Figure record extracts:
=====

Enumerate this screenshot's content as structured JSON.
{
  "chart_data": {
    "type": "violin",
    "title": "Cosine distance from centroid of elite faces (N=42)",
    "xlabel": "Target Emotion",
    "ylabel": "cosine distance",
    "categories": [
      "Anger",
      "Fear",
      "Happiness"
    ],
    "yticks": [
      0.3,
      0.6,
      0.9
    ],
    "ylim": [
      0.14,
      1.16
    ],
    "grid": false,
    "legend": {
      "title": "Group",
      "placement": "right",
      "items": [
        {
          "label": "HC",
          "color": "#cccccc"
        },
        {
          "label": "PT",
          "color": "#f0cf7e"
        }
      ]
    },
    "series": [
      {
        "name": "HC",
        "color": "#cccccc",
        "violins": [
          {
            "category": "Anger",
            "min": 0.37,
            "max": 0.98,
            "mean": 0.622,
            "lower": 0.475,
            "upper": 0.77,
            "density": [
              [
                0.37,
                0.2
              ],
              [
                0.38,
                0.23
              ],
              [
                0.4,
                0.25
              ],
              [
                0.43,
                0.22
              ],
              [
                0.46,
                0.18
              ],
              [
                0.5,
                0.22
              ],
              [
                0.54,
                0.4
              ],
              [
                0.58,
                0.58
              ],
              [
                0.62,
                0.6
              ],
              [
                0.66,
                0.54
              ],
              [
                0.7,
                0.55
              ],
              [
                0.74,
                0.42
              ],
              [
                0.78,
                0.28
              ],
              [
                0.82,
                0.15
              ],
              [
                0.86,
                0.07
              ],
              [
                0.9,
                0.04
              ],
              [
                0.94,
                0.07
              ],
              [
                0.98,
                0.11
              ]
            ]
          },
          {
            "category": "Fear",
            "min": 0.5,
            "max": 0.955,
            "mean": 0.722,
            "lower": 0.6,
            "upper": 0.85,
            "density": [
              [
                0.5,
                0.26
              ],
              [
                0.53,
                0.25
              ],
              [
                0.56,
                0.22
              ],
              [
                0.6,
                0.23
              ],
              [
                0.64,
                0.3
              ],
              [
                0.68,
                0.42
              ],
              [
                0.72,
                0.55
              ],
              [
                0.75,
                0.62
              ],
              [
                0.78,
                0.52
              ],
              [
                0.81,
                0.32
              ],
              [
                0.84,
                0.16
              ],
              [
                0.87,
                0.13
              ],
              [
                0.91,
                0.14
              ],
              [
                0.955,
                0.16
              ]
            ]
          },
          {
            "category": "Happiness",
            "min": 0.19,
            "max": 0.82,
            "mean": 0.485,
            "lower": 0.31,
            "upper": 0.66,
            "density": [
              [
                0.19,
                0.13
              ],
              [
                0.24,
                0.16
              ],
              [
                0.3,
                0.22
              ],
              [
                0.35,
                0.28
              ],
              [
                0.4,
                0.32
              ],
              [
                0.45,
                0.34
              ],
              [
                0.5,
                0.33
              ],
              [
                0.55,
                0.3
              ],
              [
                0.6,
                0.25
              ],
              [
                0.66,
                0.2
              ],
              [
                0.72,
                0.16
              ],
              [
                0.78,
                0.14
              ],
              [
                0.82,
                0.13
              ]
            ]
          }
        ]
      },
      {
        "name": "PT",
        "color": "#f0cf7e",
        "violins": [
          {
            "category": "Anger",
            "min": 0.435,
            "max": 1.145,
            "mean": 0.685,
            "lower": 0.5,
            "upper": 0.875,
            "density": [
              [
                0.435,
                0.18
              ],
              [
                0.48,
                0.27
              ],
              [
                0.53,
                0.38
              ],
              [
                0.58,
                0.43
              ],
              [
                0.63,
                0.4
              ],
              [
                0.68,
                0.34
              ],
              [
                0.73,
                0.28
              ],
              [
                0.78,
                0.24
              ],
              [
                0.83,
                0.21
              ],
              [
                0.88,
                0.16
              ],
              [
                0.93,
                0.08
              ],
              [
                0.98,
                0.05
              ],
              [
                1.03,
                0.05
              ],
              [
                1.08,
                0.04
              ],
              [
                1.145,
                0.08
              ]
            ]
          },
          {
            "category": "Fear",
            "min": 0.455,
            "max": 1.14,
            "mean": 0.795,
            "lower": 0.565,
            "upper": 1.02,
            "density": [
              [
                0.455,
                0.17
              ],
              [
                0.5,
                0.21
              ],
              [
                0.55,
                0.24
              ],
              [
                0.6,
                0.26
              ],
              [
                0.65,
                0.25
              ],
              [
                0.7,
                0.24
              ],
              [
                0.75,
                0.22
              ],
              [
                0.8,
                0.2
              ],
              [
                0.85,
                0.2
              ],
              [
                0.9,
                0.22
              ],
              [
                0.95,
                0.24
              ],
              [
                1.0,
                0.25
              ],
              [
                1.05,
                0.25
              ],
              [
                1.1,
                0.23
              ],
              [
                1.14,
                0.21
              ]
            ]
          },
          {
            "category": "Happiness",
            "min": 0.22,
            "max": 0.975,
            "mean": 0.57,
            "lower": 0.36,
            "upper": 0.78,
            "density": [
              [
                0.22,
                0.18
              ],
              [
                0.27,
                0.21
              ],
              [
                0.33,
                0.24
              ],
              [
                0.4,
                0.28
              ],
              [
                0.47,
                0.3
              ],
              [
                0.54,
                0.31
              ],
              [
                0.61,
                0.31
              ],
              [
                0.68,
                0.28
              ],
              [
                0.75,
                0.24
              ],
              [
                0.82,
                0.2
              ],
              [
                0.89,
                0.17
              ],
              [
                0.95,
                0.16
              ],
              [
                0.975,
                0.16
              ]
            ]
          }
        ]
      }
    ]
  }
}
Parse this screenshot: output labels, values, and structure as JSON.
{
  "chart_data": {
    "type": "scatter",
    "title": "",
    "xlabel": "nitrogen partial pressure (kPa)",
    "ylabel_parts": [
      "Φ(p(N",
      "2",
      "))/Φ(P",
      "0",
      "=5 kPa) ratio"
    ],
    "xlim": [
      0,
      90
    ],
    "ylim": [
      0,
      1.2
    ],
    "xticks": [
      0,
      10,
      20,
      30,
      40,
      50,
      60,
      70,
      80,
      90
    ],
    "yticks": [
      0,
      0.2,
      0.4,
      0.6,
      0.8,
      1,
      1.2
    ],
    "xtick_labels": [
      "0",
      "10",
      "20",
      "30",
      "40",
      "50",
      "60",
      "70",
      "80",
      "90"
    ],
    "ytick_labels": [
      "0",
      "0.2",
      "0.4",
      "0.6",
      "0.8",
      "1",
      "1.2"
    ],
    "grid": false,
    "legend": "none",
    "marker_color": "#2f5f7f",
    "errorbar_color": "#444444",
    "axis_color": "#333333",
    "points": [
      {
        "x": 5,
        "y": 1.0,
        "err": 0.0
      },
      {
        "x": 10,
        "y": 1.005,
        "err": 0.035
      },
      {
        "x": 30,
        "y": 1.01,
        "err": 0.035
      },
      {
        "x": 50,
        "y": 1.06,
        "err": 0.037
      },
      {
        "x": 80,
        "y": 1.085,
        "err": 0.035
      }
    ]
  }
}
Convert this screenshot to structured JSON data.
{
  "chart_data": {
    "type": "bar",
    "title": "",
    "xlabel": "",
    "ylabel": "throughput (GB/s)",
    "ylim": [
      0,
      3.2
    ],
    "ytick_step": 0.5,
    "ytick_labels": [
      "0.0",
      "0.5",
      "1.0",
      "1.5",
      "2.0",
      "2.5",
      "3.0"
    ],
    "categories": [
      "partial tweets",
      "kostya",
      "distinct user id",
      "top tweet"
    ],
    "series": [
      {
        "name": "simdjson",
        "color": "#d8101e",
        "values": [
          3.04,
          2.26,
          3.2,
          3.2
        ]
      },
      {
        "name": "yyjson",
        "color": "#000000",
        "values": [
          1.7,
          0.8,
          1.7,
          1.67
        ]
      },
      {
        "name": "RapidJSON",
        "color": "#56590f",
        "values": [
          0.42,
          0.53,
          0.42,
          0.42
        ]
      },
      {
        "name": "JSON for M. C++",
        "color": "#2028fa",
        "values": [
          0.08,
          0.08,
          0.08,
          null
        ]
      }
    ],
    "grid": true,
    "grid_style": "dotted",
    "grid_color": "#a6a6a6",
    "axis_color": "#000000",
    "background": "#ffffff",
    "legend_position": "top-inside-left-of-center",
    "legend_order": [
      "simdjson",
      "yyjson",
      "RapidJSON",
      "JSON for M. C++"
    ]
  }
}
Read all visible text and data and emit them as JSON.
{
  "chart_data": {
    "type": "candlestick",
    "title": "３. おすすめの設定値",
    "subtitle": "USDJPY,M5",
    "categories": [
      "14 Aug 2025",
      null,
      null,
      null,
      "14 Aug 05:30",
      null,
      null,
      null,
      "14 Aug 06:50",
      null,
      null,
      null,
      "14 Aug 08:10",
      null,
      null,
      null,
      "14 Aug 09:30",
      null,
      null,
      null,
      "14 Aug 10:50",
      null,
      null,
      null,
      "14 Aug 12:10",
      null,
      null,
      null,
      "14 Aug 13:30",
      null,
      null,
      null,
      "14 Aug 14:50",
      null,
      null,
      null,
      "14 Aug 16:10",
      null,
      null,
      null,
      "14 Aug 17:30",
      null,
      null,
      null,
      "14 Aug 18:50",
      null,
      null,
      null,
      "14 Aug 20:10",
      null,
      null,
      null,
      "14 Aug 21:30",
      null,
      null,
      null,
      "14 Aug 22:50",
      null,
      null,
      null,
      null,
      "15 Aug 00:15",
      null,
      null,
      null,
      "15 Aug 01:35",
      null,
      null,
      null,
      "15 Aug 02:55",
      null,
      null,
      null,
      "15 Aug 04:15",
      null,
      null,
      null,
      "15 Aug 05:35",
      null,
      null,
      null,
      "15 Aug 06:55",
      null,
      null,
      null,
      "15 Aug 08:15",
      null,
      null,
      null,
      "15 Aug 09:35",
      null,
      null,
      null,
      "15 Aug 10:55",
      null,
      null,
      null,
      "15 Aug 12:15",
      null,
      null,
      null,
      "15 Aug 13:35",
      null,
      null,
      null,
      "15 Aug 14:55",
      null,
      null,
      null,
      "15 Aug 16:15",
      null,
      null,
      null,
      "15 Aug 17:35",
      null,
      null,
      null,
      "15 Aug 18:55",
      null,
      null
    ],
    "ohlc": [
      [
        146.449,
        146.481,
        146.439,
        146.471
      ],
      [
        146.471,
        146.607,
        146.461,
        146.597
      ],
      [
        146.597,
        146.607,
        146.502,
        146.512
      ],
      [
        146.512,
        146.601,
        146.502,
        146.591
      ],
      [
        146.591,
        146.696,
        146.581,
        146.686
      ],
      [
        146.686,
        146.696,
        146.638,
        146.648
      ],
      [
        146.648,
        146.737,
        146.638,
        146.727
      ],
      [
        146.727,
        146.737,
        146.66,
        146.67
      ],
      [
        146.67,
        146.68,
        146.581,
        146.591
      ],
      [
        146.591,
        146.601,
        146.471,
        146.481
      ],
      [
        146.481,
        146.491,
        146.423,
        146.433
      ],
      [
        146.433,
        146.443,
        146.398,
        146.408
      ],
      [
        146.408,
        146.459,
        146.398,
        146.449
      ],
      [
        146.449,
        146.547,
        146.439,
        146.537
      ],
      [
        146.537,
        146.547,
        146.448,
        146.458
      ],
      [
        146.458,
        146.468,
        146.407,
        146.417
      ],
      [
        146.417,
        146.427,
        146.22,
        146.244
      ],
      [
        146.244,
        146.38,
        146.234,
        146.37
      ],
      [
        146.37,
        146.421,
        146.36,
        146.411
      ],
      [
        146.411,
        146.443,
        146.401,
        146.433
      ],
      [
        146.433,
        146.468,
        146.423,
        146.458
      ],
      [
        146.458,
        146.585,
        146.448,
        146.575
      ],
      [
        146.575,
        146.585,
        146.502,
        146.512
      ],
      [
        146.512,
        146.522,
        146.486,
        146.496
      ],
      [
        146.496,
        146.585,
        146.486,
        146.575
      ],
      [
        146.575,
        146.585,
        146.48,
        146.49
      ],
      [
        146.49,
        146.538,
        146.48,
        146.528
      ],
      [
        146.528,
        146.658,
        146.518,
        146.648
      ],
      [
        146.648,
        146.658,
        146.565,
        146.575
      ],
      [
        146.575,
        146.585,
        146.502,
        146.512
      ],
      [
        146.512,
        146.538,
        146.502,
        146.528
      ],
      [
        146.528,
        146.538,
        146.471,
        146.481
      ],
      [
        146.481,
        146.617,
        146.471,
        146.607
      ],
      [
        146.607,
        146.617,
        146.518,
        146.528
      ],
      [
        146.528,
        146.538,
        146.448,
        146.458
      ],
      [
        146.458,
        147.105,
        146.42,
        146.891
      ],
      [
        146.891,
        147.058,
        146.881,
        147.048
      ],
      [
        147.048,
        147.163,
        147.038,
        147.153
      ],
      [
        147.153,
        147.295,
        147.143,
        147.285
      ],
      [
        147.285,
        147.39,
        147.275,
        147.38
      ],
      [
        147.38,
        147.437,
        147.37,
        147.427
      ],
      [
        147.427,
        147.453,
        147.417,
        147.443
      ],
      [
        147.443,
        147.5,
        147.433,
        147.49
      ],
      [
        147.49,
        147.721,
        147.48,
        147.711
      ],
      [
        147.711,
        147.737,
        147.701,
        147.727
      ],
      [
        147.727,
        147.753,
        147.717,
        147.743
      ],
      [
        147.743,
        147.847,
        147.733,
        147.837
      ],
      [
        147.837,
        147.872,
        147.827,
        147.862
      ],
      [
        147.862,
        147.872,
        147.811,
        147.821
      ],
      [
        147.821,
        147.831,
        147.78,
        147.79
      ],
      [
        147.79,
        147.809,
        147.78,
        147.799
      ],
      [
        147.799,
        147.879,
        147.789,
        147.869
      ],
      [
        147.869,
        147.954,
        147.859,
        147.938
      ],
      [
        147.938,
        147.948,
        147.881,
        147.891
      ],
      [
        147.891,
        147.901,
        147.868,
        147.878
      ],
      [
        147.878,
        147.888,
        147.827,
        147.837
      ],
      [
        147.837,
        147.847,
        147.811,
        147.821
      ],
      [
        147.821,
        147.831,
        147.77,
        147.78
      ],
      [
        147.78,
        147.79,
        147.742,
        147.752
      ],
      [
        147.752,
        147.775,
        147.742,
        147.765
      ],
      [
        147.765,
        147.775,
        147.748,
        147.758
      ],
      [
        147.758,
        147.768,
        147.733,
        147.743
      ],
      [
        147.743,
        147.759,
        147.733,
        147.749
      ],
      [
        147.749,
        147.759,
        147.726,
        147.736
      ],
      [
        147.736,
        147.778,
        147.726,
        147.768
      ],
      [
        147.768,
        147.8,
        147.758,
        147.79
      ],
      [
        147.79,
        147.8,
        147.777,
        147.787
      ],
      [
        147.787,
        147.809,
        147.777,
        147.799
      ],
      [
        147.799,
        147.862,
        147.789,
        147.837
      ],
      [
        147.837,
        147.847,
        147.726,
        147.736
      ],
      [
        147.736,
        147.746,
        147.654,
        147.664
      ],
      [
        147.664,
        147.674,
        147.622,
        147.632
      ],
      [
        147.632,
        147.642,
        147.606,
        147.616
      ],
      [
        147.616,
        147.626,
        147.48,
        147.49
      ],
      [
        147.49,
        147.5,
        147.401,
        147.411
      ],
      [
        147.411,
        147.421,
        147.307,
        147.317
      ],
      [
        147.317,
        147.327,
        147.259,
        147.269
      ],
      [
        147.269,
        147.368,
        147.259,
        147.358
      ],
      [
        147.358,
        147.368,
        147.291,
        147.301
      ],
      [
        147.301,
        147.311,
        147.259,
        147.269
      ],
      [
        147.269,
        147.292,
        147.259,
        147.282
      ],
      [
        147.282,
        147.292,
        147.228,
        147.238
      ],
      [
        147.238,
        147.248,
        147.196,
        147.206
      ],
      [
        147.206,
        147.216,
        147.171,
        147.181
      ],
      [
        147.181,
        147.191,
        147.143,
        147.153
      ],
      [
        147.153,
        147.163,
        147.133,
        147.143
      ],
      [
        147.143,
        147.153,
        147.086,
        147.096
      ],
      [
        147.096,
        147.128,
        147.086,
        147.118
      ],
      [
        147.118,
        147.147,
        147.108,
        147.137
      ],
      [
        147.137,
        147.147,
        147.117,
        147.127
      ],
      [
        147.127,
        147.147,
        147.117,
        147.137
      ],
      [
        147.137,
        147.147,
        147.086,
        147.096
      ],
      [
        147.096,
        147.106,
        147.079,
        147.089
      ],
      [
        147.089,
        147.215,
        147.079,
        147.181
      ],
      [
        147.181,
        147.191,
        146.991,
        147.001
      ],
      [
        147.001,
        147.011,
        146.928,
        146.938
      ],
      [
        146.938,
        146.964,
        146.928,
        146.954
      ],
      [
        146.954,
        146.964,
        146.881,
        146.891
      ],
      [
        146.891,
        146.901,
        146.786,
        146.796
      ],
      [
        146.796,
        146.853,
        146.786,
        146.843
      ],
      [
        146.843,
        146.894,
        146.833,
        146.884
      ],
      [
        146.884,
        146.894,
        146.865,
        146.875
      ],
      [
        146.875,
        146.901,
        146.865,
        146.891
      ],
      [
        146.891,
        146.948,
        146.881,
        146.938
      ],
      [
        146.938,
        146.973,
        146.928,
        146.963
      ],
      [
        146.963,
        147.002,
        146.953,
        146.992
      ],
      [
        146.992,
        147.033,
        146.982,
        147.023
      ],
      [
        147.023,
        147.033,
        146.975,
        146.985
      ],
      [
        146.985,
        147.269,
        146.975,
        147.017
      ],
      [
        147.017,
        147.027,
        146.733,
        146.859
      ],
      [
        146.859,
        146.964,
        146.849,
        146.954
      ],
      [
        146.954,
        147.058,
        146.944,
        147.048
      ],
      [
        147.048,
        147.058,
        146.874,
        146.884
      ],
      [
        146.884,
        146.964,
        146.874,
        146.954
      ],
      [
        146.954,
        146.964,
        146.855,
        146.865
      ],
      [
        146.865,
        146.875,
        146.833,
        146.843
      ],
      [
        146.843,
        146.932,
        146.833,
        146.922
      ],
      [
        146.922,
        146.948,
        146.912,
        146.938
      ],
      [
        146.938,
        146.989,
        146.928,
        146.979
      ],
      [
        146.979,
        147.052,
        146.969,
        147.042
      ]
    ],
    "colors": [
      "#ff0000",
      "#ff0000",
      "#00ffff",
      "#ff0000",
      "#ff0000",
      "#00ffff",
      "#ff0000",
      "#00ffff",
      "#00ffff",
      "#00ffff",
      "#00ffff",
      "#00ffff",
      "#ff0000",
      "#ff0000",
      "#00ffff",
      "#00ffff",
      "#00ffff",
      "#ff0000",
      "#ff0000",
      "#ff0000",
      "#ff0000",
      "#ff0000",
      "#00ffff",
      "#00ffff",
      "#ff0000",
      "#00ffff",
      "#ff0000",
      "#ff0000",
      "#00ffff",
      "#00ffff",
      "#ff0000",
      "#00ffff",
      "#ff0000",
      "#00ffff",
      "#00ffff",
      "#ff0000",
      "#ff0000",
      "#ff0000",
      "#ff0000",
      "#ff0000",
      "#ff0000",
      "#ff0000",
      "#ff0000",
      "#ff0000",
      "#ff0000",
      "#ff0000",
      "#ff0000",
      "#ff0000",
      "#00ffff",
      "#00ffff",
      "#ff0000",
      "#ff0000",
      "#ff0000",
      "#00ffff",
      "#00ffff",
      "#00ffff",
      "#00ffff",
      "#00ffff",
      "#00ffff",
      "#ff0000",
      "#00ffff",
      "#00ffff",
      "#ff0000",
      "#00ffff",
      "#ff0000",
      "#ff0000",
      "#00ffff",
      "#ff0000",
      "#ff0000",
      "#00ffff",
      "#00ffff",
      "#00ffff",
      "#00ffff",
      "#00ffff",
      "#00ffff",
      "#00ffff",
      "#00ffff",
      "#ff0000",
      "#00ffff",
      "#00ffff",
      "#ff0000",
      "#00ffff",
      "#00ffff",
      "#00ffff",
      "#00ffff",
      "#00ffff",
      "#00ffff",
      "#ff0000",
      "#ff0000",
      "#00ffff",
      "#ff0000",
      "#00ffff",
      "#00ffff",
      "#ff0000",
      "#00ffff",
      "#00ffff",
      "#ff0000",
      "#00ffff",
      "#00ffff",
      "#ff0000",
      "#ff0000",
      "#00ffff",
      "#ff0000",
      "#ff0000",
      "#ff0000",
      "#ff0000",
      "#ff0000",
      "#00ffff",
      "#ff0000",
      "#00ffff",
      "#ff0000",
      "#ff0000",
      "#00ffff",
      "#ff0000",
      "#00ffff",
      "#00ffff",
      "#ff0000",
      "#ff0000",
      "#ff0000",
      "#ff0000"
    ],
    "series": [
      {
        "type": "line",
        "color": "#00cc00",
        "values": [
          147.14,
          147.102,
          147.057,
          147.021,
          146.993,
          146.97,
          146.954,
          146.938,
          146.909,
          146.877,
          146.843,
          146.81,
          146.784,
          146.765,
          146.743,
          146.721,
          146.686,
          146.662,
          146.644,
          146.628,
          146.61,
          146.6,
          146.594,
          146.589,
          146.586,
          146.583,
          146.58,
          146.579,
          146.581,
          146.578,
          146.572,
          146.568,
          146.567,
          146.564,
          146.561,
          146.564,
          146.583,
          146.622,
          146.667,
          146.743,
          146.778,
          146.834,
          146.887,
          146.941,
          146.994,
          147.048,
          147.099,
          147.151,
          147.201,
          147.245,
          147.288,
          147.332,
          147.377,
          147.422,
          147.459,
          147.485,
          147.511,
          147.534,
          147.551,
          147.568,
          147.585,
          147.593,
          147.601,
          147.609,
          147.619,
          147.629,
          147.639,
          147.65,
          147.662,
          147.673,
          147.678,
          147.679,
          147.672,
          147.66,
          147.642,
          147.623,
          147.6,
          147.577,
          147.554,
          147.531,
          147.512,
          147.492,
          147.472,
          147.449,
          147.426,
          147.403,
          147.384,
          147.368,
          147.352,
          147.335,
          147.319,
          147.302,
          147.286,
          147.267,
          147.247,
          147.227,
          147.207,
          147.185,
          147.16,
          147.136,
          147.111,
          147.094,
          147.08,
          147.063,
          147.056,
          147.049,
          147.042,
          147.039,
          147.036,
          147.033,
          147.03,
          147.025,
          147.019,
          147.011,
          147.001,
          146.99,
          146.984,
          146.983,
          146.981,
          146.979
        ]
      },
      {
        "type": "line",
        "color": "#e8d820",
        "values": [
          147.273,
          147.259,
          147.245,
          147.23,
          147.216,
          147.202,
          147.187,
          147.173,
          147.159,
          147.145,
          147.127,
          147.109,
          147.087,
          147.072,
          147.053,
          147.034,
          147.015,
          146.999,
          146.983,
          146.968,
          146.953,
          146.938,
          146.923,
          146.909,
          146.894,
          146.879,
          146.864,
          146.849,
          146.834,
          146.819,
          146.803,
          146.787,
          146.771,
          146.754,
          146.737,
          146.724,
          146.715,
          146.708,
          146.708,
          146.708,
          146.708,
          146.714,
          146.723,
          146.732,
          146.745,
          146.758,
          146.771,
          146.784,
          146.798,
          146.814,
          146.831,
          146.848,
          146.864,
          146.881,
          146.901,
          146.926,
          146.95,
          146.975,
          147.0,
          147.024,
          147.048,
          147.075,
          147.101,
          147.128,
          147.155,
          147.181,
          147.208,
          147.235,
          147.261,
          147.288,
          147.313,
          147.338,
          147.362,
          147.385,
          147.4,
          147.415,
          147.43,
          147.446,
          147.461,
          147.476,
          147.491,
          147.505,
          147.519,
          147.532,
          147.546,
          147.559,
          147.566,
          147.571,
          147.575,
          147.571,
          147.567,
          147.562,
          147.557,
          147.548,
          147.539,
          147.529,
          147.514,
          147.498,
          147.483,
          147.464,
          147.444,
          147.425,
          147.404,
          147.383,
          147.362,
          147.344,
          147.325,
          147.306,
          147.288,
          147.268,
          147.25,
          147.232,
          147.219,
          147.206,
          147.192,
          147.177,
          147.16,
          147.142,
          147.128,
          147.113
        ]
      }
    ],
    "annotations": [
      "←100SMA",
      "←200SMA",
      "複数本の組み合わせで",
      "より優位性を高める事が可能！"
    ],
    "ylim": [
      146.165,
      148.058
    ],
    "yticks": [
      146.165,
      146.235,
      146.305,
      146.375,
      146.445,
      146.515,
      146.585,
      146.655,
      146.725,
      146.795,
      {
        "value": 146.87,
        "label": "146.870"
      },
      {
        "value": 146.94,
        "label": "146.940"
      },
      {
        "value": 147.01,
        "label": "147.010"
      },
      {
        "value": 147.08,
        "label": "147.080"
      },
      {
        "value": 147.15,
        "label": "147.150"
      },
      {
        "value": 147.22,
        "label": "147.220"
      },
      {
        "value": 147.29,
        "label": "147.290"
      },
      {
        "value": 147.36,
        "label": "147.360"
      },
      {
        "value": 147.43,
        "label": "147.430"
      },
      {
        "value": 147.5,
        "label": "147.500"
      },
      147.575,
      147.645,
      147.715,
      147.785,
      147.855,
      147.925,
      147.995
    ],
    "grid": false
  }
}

=====

## Problem description
Show every line that contains the word "distance".

## Exercise response
    "title": "Cosine distance from centroid of elite faces (N=42)",
    "ylabel": "cosine distance",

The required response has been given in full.